# AIM OF THE TASK:
Lines containing the word "Shelf" should be extracted in full.

# DATA TO PROCESS:
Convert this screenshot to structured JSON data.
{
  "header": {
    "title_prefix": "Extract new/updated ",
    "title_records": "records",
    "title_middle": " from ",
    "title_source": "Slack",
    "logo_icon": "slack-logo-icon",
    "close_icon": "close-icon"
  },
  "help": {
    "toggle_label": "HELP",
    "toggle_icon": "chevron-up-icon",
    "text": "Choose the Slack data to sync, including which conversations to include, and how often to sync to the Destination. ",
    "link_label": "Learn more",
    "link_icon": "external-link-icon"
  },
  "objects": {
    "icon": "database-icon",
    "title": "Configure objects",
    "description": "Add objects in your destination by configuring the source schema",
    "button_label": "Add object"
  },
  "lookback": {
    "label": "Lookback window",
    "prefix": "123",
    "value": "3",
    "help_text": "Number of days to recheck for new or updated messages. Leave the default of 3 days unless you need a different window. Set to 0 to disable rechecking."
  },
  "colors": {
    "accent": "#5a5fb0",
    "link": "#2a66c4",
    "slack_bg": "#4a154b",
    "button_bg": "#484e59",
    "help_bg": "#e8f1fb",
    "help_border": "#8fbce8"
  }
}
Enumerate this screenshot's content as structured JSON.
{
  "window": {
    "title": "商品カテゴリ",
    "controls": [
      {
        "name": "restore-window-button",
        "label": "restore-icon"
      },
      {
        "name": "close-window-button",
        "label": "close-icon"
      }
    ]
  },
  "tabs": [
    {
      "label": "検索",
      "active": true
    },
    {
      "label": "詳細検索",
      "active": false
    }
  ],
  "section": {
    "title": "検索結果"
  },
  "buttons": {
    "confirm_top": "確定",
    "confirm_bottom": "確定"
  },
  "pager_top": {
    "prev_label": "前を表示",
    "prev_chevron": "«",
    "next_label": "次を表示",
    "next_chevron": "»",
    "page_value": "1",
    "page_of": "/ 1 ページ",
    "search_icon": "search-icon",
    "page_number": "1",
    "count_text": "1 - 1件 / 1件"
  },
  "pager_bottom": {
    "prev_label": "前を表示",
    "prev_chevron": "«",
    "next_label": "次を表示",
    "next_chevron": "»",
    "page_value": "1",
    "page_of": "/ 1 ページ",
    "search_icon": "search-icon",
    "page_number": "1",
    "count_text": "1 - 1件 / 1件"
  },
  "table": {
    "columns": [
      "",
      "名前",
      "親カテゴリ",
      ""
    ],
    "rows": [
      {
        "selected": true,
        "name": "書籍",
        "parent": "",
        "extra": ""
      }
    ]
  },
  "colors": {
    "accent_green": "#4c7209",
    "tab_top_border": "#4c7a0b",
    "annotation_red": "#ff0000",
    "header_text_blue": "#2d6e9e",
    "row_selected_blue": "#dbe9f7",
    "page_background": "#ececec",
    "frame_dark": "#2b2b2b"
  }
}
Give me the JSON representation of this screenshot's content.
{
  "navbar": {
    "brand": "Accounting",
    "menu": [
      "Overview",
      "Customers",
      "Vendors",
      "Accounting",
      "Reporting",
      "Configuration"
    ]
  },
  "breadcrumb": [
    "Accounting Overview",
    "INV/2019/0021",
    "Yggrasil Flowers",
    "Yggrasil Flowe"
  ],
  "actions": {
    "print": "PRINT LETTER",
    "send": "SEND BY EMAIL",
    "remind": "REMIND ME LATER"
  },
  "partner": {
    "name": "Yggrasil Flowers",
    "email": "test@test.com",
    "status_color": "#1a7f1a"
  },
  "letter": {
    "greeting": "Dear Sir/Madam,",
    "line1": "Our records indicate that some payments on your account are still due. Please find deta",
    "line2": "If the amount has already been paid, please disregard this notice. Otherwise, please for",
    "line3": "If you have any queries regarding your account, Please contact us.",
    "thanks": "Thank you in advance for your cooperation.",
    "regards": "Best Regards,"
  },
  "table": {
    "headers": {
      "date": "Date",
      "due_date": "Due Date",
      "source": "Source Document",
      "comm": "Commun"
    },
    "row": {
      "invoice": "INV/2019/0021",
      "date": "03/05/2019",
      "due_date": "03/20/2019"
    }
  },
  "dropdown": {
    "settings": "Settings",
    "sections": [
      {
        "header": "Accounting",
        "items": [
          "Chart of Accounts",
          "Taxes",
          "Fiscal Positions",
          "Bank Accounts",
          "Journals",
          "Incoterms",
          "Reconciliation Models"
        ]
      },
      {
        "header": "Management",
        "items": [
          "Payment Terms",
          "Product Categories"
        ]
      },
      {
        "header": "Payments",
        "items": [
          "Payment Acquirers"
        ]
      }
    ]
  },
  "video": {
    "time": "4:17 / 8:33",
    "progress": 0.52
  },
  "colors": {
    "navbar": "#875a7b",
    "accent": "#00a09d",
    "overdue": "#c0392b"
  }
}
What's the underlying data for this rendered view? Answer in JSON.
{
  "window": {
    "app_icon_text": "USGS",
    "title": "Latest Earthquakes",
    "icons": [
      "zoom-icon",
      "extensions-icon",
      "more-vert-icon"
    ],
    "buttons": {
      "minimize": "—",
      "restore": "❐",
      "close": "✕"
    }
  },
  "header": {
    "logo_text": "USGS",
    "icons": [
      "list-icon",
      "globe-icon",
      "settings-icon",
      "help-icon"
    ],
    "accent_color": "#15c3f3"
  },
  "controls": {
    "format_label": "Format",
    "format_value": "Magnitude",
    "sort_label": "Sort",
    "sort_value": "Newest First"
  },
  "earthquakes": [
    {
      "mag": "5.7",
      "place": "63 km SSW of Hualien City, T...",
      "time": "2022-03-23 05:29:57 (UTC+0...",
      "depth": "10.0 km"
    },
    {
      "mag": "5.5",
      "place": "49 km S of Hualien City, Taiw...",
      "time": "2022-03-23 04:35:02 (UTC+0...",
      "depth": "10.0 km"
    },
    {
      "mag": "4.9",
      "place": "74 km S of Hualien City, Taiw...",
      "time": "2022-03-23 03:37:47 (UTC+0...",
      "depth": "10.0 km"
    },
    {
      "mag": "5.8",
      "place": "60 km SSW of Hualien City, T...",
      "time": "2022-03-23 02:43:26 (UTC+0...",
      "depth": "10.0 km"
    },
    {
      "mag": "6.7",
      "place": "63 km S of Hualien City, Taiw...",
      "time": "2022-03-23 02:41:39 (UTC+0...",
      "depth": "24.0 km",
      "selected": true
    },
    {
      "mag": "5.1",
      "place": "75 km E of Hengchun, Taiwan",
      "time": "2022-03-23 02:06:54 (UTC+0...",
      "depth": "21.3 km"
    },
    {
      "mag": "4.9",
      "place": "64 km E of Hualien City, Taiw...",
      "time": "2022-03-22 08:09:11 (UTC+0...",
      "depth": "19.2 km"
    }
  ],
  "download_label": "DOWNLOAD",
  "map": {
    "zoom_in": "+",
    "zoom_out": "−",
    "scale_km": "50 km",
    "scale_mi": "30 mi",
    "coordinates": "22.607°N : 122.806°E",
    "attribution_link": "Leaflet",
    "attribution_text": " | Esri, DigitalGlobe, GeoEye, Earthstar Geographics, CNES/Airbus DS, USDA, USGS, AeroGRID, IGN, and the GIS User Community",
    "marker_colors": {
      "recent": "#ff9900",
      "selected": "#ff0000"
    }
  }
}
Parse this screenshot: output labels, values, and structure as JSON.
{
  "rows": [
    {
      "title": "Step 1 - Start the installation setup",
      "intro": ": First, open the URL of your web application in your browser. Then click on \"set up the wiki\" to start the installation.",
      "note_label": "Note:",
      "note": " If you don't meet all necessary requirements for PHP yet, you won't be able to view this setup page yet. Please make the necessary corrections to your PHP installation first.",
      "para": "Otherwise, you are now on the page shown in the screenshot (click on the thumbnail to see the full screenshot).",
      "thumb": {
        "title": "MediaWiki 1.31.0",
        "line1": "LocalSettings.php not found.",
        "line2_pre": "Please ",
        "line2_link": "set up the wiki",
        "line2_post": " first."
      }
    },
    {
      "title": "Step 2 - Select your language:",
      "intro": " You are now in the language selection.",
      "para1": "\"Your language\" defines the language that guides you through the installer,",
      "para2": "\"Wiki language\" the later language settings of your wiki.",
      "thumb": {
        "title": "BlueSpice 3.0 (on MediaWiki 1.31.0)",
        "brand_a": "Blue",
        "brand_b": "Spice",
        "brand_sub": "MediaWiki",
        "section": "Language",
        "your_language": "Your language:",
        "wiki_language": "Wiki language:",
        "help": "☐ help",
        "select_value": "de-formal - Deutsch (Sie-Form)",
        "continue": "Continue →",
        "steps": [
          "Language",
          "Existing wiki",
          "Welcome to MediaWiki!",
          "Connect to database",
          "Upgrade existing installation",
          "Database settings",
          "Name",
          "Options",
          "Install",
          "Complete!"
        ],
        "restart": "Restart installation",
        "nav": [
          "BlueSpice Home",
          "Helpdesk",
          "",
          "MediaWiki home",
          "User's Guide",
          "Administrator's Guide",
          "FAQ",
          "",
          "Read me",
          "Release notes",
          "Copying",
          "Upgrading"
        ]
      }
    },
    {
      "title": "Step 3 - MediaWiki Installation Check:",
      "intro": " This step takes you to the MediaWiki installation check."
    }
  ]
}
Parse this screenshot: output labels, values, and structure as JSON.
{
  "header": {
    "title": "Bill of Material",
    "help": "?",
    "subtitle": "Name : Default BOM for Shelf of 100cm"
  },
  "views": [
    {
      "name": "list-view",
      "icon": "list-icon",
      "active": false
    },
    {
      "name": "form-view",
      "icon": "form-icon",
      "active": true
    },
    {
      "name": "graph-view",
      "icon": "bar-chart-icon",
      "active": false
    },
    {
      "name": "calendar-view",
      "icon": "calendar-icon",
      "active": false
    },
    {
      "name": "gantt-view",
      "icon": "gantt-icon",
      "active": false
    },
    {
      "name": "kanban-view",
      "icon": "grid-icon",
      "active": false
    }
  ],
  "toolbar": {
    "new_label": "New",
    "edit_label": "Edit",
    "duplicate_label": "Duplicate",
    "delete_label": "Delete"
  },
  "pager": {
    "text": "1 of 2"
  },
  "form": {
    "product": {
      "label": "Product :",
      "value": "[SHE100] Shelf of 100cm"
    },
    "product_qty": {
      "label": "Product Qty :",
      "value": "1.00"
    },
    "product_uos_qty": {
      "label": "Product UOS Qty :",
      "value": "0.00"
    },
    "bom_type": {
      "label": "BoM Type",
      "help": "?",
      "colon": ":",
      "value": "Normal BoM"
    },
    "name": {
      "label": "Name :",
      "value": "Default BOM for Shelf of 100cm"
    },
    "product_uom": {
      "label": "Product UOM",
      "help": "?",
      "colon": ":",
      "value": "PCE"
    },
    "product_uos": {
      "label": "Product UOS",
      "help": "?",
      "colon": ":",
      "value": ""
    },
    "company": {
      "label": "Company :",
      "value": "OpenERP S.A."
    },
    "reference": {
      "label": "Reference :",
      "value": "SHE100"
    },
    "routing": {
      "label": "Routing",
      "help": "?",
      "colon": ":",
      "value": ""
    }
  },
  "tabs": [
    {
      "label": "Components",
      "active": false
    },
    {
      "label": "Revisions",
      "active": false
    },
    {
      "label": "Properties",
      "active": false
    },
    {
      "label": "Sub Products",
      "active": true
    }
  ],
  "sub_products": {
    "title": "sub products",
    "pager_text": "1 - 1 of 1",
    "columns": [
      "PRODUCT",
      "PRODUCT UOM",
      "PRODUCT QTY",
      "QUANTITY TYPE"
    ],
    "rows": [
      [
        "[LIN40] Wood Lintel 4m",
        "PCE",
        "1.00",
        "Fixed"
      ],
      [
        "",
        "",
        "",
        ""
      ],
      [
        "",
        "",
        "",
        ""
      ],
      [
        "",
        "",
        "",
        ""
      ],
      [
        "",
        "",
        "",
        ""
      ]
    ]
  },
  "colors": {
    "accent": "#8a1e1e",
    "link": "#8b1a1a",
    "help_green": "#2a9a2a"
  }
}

# OUTPUT FOR THIS EXERCISE:
    "subtitle": "Name : Default BOM for Shelf of 100cm"
      "value": "[SHE100] Shelf of 100cm"
      "value": "Default BOM for Shelf of 100cm"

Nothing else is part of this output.